▶ Task
Skip the images and copy each record exactly as written.

▶ Task data
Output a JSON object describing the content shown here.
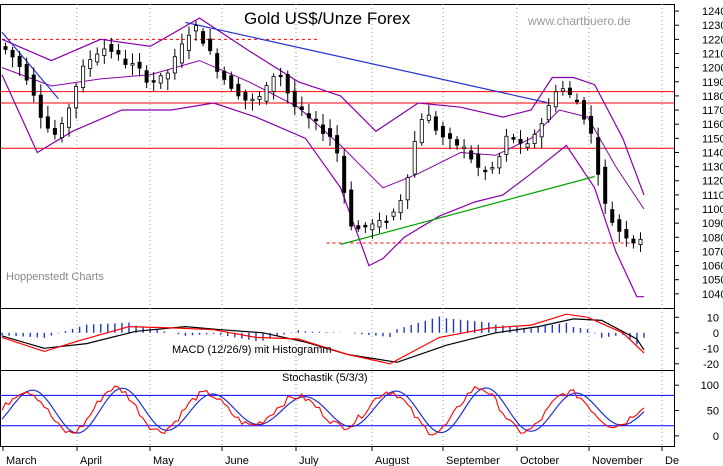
{
  "chart_data": {
    "type": "candlestick",
    "title": "Gold US$/Unze Forex",
    "watermark": "www.chartbuero.de",
    "source_label": "Hoppenstedt Charts",
    "x_months": [
      "March",
      "April",
      "May",
      "June",
      "July",
      "August",
      "September",
      "October",
      "November",
      "De"
    ],
    "price_axis": {
      "ylim": [
        1030,
        1245
      ],
      "ticks": [
        1040,
        1050,
        1060,
        1070,
        1080,
        1090,
        1100,
        1110,
        1120,
        1130,
        1140,
        1150,
        1160,
        1170,
        1180,
        1190,
        1200,
        1210,
        1220,
        1230,
        1240
      ]
    },
    "close_path": [
      [
        0,
        1215
      ],
      [
        4,
        1205
      ],
      [
        8,
        1190
      ],
      [
        12,
        1160
      ],
      [
        16,
        1150
      ],
      [
        18,
        1165
      ],
      [
        22,
        1195
      ],
      [
        26,
        1210
      ],
      [
        30,
        1215
      ],
      [
        34,
        1205
      ],
      [
        38,
        1200
      ],
      [
        42,
        1190
      ],
      [
        46,
        1192
      ],
      [
        50,
        1210
      ],
      [
        54,
        1230
      ],
      [
        56,
        1225
      ],
      [
        58,
        1215
      ],
      [
        62,
        1195
      ],
      [
        66,
        1185
      ],
      [
        70,
        1175
      ],
      [
        74,
        1180
      ],
      [
        78,
        1200
      ],
      [
        80,
        1190
      ],
      [
        82,
        1175
      ],
      [
        86,
        1165
      ],
      [
        90,
        1158
      ],
      [
        94,
        1150
      ],
      [
        96,
        1130
      ],
      [
        98,
        1095
      ],
      [
        100,
        1085
      ],
      [
        104,
        1088
      ],
      [
        108,
        1090
      ],
      [
        112,
        1100
      ],
      [
        114,
        1115
      ],
      [
        116,
        1135
      ],
      [
        118,
        1160
      ],
      [
        120,
        1170
      ],
      [
        122,
        1160
      ],
      [
        126,
        1148
      ],
      [
        130,
        1145
      ],
      [
        132,
        1140
      ],
      [
        136,
        1125
      ],
      [
        140,
        1130
      ],
      [
        143,
        1150
      ],
      [
        146,
        1150
      ],
      [
        148,
        1138
      ],
      [
        150,
        1150
      ],
      [
        154,
        1165
      ],
      [
        156,
        1180
      ],
      [
        158,
        1190
      ],
      [
        160,
        1180
      ],
      [
        162,
        1180
      ],
      [
        164,
        1172
      ],
      [
        166,
        1160
      ],
      [
        168,
        1145
      ],
      [
        170,
        1110
      ],
      [
        172,
        1095
      ],
      [
        175,
        1085
      ],
      [
        178,
        1080
      ],
      [
        180,
        1075
      ],
      [
        182,
        1085
      ]
    ],
    "ma_path": [
      [
        0,
        1200
      ],
      [
        14,
        1187
      ],
      [
        28,
        1192
      ],
      [
        42,
        1195
      ],
      [
        56,
        1205
      ],
      [
        70,
        1190
      ],
      [
        84,
        1172
      ],
      [
        96,
        1145
      ],
      [
        108,
        1115
      ],
      [
        118,
        1125
      ],
      [
        130,
        1140
      ],
      [
        140,
        1138
      ],
      [
        150,
        1150
      ],
      [
        158,
        1170
      ],
      [
        166,
        1165
      ],
      [
        174,
        1130
      ],
      [
        182,
        1100
      ]
    ],
    "bollinger_upper": [
      [
        0,
        1220
      ],
      [
        14,
        1205
      ],
      [
        28,
        1220
      ],
      [
        42,
        1215
      ],
      [
        56,
        1235
      ],
      [
        70,
        1212
      ],
      [
        84,
        1190
      ],
      [
        96,
        1180
      ],
      [
        106,
        1155
      ],
      [
        118,
        1175
      ],
      [
        130,
        1172
      ],
      [
        142,
        1165
      ],
      [
        150,
        1170
      ],
      [
        156,
        1193
      ],
      [
        162,
        1193
      ],
      [
        168,
        1188
      ],
      [
        176,
        1150
      ],
      [
        182,
        1110
      ]
    ],
    "bollinger_lower": [
      [
        0,
        1195
      ],
      [
        10,
        1140
      ],
      [
        20,
        1155
      ],
      [
        34,
        1170
      ],
      [
        48,
        1170
      ],
      [
        60,
        1175
      ],
      [
        72,
        1165
      ],
      [
        86,
        1150
      ],
      [
        96,
        1115
      ],
      [
        104,
        1060
      ],
      [
        108,
        1065
      ],
      [
        114,
        1080
      ],
      [
        124,
        1095
      ],
      [
        134,
        1105
      ],
      [
        142,
        1110
      ],
      [
        150,
        1125
      ],
      [
        160,
        1145
      ],
      [
        168,
        1115
      ],
      [
        174,
        1070
      ],
      [
        180,
        1038
      ],
      [
        182,
        1038
      ]
    ],
    "horizontal_levels": [
      {
        "value": 1183,
        "color": "#ff0000",
        "style": "solid"
      },
      {
        "value": 1175,
        "color": "#ff0000",
        "style": "solid"
      },
      {
        "value": 1143,
        "color": "#ff0000",
        "style": "solid"
      },
      {
        "value": 1220,
        "color": "#ff0000",
        "style": "dashed",
        "from": 0,
        "to": 90
      },
      {
        "value": 1076,
        "color": "#ff0000",
        "style": "dashed",
        "from": 92,
        "to": 182
      }
    ],
    "trendlines": [
      {
        "from": [
          52,
          1232
        ],
        "to": [
          155,
          1175
        ],
        "color": "#2233cc"
      },
      {
        "from": [
          0,
          1225
        ],
        "to": [
          16,
          1178
        ],
        "color": "#2233cc"
      },
      {
        "from": [
          96,
          1075
        ],
        "to": [
          168,
          1123
        ],
        "color": "#00a000"
      }
    ],
    "macd": {
      "label": "MACD (12/26/9) mit Histogramm",
      "ylim": [
        -24,
        16
      ],
      "ticks": [
        10,
        0,
        -10,
        -20
      ],
      "macd_path": [
        [
          0,
          -3
        ],
        [
          12,
          -12
        ],
        [
          22,
          -5
        ],
        [
          36,
          4
        ],
        [
          50,
          3
        ],
        [
          60,
          2
        ],
        [
          72,
          -3
        ],
        [
          84,
          -4
        ],
        [
          98,
          -14
        ],
        [
          110,
          -20
        ],
        [
          124,
          -3
        ],
        [
          138,
          3
        ],
        [
          150,
          5
        ],
        [
          160,
          12
        ],
        [
          166,
          10
        ],
        [
          176,
          0
        ],
        [
          182,
          -13
        ]
      ],
      "signal_path": [
        [
          0,
          -2
        ],
        [
          12,
          -10
        ],
        [
          24,
          -7
        ],
        [
          38,
          1
        ],
        [
          52,
          4
        ],
        [
          62,
          2
        ],
        [
          74,
          0
        ],
        [
          86,
          -6
        ],
        [
          98,
          -14
        ],
        [
          112,
          -19
        ],
        [
          126,
          -8
        ],
        [
          140,
          0
        ],
        [
          152,
          4
        ],
        [
          162,
          9
        ],
        [
          170,
          8
        ],
        [
          180,
          -4
        ],
        [
          182,
          -11
        ]
      ]
    },
    "stochastic": {
      "label": "Stochastik (5/3/3)",
      "ylim": [
        -20,
        130
      ],
      "ticks": [
        100,
        50,
        0
      ],
      "levels": [
        {
          "value": 80,
          "color": "#0000ff"
        },
        {
          "value": 20,
          "color": "#0000ff"
        }
      ]
    }
  }
}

▶ Exercise response
Output a JSON object describing the content shown here.
{
  "chart_data": {
    "type": "candlestick",
    "title": "Gold US$/Unze Forex",
    "watermark": "www.chartbuero.de",
    "source_label": "Hoppenstedt Charts",
    "x_months": [
      "March",
      "April",
      "May",
      "June",
      "July",
      "August",
      "September",
      "October",
      "November",
      "De"
    ],
    "price_axis": {
      "ylim": [
        1030,
        1245
      ],
      "ticks": [
        1040,
        1050,
        1060,
        1070,
        1080,
        1090,
        1100,
        1110,
        1120,
        1130,
        1140,
        1150,
        1160,
        1170,
        1180,
        1190,
        1200,
        1210,
        1220,
        1230,
        1240
      ]
    },
    "close_path": [
      [
        0,
        1215
      ],
      [
        4,
        1205
      ],
      [
        8,
        1190
      ],
      [
        12,
        1160
      ],
      [
        16,
        1150
      ],
      [
        18,
        1165
      ],
      [
        22,
        1195
      ],
      [
        26,
        1210
      ],
      [
        30,
        1215
      ],
      [
        34,
        1205
      ],
      [
        38,
        1200
      ],
      [
        42,
        1190
      ],
      [
        46,
        1192
      ],
      [
        50,
        1210
      ],
      [
        54,
        1230
      ],
      [
        56,
        1225
      ],
      [
        58,
        1215
      ],
      [
        62,
        1195
      ],
      [
        66,
        1185
      ],
      [
        70,
        1175
      ],
      [
        74,
        1180
      ],
      [
        78,
        1200
      ],
      [
        80,
        1190
      ],
      [
        82,
        1175
      ],
      [
        86,
        1165
      ],
      [
        90,
        1158
      ],
      [
        94,
        1150
      ],
      [
        96,
        1130
      ],
      [
        98,
        1095
      ],
      [
        100,
        1085
      ],
      [
        104,
        1088
      ],
      [
        108,
        1090
      ],
      [
        112,
        1100
      ],
      [
        114,
        1115
      ],
      [
        116,
        1135
      ],
      [
        118,
        1160
      ],
      [
        120,
        1170
      ],
      [
        122,
        1160
      ],
      [
        126,
        1148
      ],
      [
        130,
        1145
      ],
      [
        132,
        1140
      ],
      [
        136,
        1125
      ],
      [
        140,
        1130
      ],
      [
        143,
        1150
      ],
      [
        146,
        1150
      ],
      [
        148,
        1138
      ],
      [
        150,
        1150
      ],
      [
        154,
        1165
      ],
      [
        156,
        1180
      ],
      [
        158,
        1190
      ],
      [
        160,
        1180
      ],
      [
        162,
        1180
      ],
      [
        164,
        1172
      ],
      [
        166,
        1160
      ],
      [
        168,
        1145
      ],
      [
        170,
        1110
      ],
      [
        172,
        1095
      ],
      [
        175,
        1085
      ],
      [
        178,
        1080
      ],
      [
        180,
        1075
      ],
      [
        182,
        1085
      ]
    ],
    "ma_path": [
      [
        0,
        1200
      ],
      [
        14,
        1187
      ],
      [
        28,
        1192
      ],
      [
        42,
        1195
      ],
      [
        56,
        1205
      ],
      [
        70,
        1190
      ],
      [
        84,
        1172
      ],
      [
        96,
        1145
      ],
      [
        108,
        1115
      ],
      [
        118,
        1125
      ],
      [
        130,
        1140
      ],
      [
        140,
        1138
      ],
      [
        150,
        1150
      ],
      [
        158,
        1170
      ],
      [
        166,
        1165
      ],
      [
        174,
        1130
      ],
      [
        182,
        1100
      ]
    ],
    "bollinger_upper": [
      [
        0,
        1220
      ],
      [
        14,
        1205
      ],
      [
        28,
        1220
      ],
      [
        42,
        1215
      ],
      [
        56,
        1235
      ],
      [
        70,
        1212
      ],
      [
        84,
        1190
      ],
      [
        96,
        1180
      ],
      [
        106,
        1155
      ],
      [
        118,
        1175
      ],
      [
        130,
        1172
      ],
      [
        142,
        1165
      ],
      [
        150,
        1170
      ],
      [
        156,
        1193
      ],
      [
        162,
        1193
      ],
      [
        168,
        1188
      ],
      [
        176,
        1150
      ],
      [
        182,
        1110
      ]
    ],
    "bollinger_lower": [
      [
        0,
        1195
      ],
      [
        10,
        1140
      ],
      [
        20,
        1155
      ],
      [
        34,
        1170
      ],
      [
        48,
        1170
      ],
      [
        60,
        1175
      ],
      [
        72,
        1165
      ],
      [
        86,
        1150
      ],
      [
        96,
        1115
      ],
      [
        104,
        1060
      ],
      [
        108,
        1065
      ],
      [
        114,
        1080
      ],
      [
        124,
        1095
      ],
      [
        134,
        1105
      ],
      [
        142,
        1110
      ],
      [
        150,
        1125
      ],
      [
        160,
        1145
      ],
      [
        168,
        1115
      ],
      [
        174,
        1070
      ],
      [
        180,
        1038
      ],
      [
        182,
        1038
      ]
    ],
    "horizontal_levels": [
      {
        "value": 1183,
        "color": "#ff0000",
        "style": "solid"
      },
      {
        "value": 1175,
        "color": "#ff0000",
        "style": "solid"
      },
      {
        "value": 1143,
        "color": "#ff0000",
        "style": "solid"
      },
      {
        "value": 1220,
        "color": "#ff0000",
        "style": "dashed",
        "from": 0,
        "to": 90
      },
      {
        "value": 1076,
        "color": "#ff0000",
        "style": "dashed",
        "from": 92,
        "to": 182
      }
    ],
    "trendlines": [
      {
        "from": [
          52,
          1232
        ],
        "to": [
          155,
          1175
        ],
        "color": "#2233cc"
      },
      {
        "from": [
          0,
          1225
        ],
        "to": [
          16,
          1178
        ],
        "color": "#2233cc"
      },
      {
        "from": [
          96,
          1075
        ],
        "to": [
          168,
          1123
        ],
        "color": "#00a000"
      }
    ],
    "macd": {
      "label": "MACD (12/26/9) mit Histogramm",
      "ylim": [
        -24,
        16
      ],
      "ticks": [
        10,
        0,
        -10,
        -20
      ],
      "macd_path": [
        [
          0,
          -3
        ],
        [
          12,
          -12
        ],
        [
          22,
          -5
        ],
        [
          36,
          4
        ],
        [
          50,
          3
        ],
        [
          60,
          2
        ],
        [
          72,
          -3
        ],
        [
          84,
          -4
        ],
        [
          98,
          -14
        ],
        [
          110,
          -20
        ],
        [
          124,
          -3
        ],
        [
          138,
          3
        ],
        [
          150,
          5
        ],
        [
          160,
          12
        ],
        [
          166,
          10
        ],
        [
          176,
          0
        ],
        [
          182,
          -13
        ]
      ],
      "signal_path": [
        [
          0,
          -2
        ],
        [
          12,
          -10
        ],
        [
          24,
          -7
        ],
        [
          38,
          1
        ],
        [
          52,
          4
        ],
        [
          62,
          2
        ],
        [
          74,
          0
        ],
        [
          86,
          -6
        ],
        [
          98,
          -14
        ],
        [
          112,
          -19
        ],
        [
          126,
          -8
        ],
        [
          140,
          0
        ],
        [
          152,
          4
        ],
        [
          162,
          9
        ],
        [
          170,
          8
        ],
        [
          180,
          -4
        ],
        [
          182,
          -11
        ]
      ]
    },
    "stochastic": {
      "label": "Stochastik (5/3/3)",
      "ylim": [
        -20,
        130
      ],
      "ticks": [
        100,
        50,
        0
      ],
      "levels": [
        {
          "value": 80,
          "color": "#0000ff"
        },
        {
          "value": 20,
          "color": "#0000ff"
        }
      ]
    }
  }
}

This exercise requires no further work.